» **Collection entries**
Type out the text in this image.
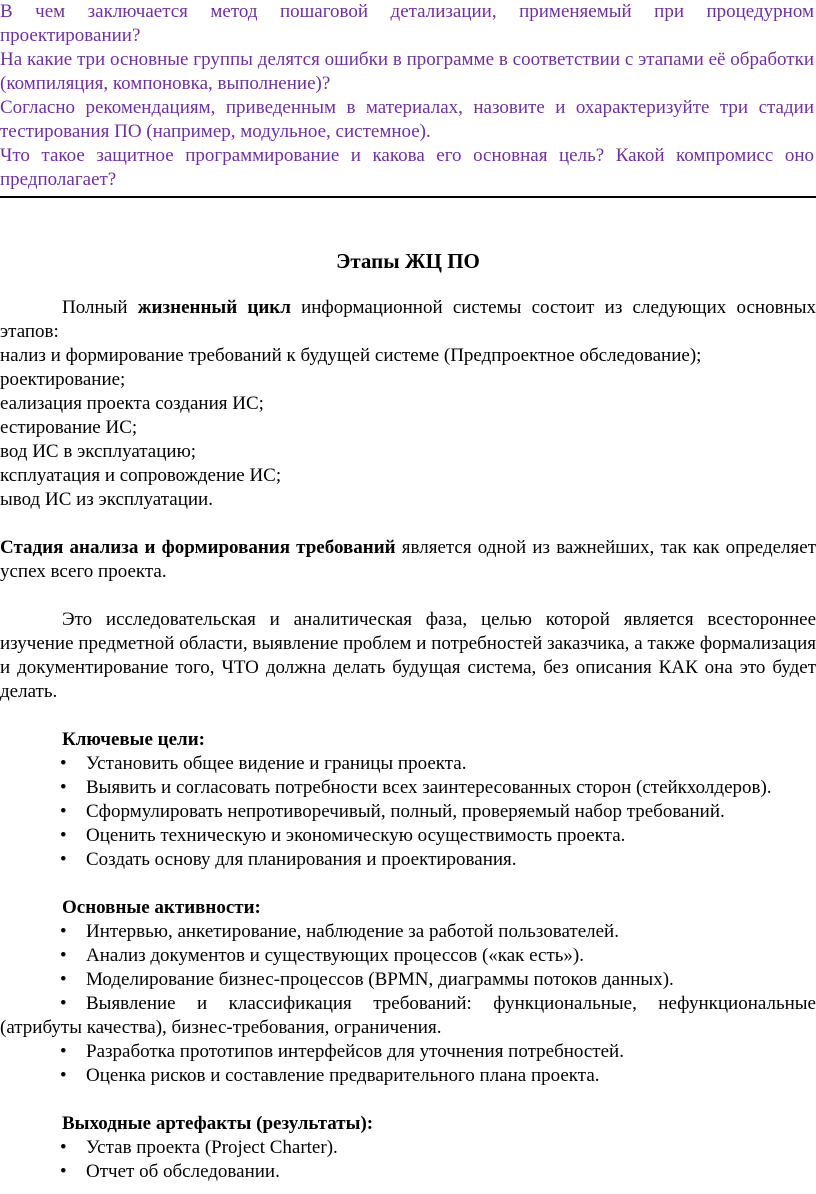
В чем заключается метод пошаговой детализации, применяемый при процедурном проектировании?

На какие три основные группы делятся ошибки в программе в соответствии с этапами её обработки (компиляция, компоновка, выполнение)?

Согласно рекомендациям, приведенным в материалах, назовите и охарактеризуйте три стадии тестирования ПО (например, модульное, системное).

Что такое защитное программирование и какова его основная цель? Какой компромисс оно предполагает?

Этапы ЖЦ ПО

Полный жизненный цикл информационной системы состоит из следующих основных этапов:

нализ и формирование требований к будущей системе (Предпроектное обследование);

роектирование;

еализация проекта создания ИС;

естирование ИС;

вод ИС в эксплуатацию;

ксплуатация и сопровождение ИС;

ывод ИС из эксплуатации.

Стадия анализа и формирования требований является одной из важнейших, так как определяет успех всего проекта.

Это исследовательская и аналитическая фаза, целью которой является всестороннее изучение предметной области, выявление проблем и потребностей заказчика, а также формализация и документирование того, ЧТО должна делать будущая система, без описания КАК она это будет делать.

Ключевые цели:

• Установить общее видение и границы проекта.

• Выявить и согласовать потребности всех заинтересованных сторон (стейкхолдеров).

• Сформулировать непротиворечивый, полный, проверяемый набор требований.

• Оценить техническую и экономическую осуществимость проекта.

• Создать основу для планирования и проектирования.

Основные активности:

• Интервью, анкетирование, наблюдение за работой пользователей.

• Анализ документов и существующих процессов («как есть»).

• Моделирование бизнес-процессов (BPMN, диаграммы потоков данных).

• Выявление и классификация требований: функциональные, нефункциональные (атрибуты качества), бизнес-требования, ограничения.

• Разработка прототипов интерфейсов для уточнения потребностей.

• Оценка рисков и составление предварительного плана проекта.

Выходные артефакты (результаты):

• Устав проекта (Project Charter).

• Отчет об обследовании.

» **STATED GOAL**
Pull out every line of the records that includes the string "бизнес".

» **SOLUTION**
• Моделирование бизнес-процессов (BPMN, диаграммы потоков данных).
• Выявление и классификация требований: функциональные, нефункциональные (атрибуты качества), бизнес-требования, ограничения.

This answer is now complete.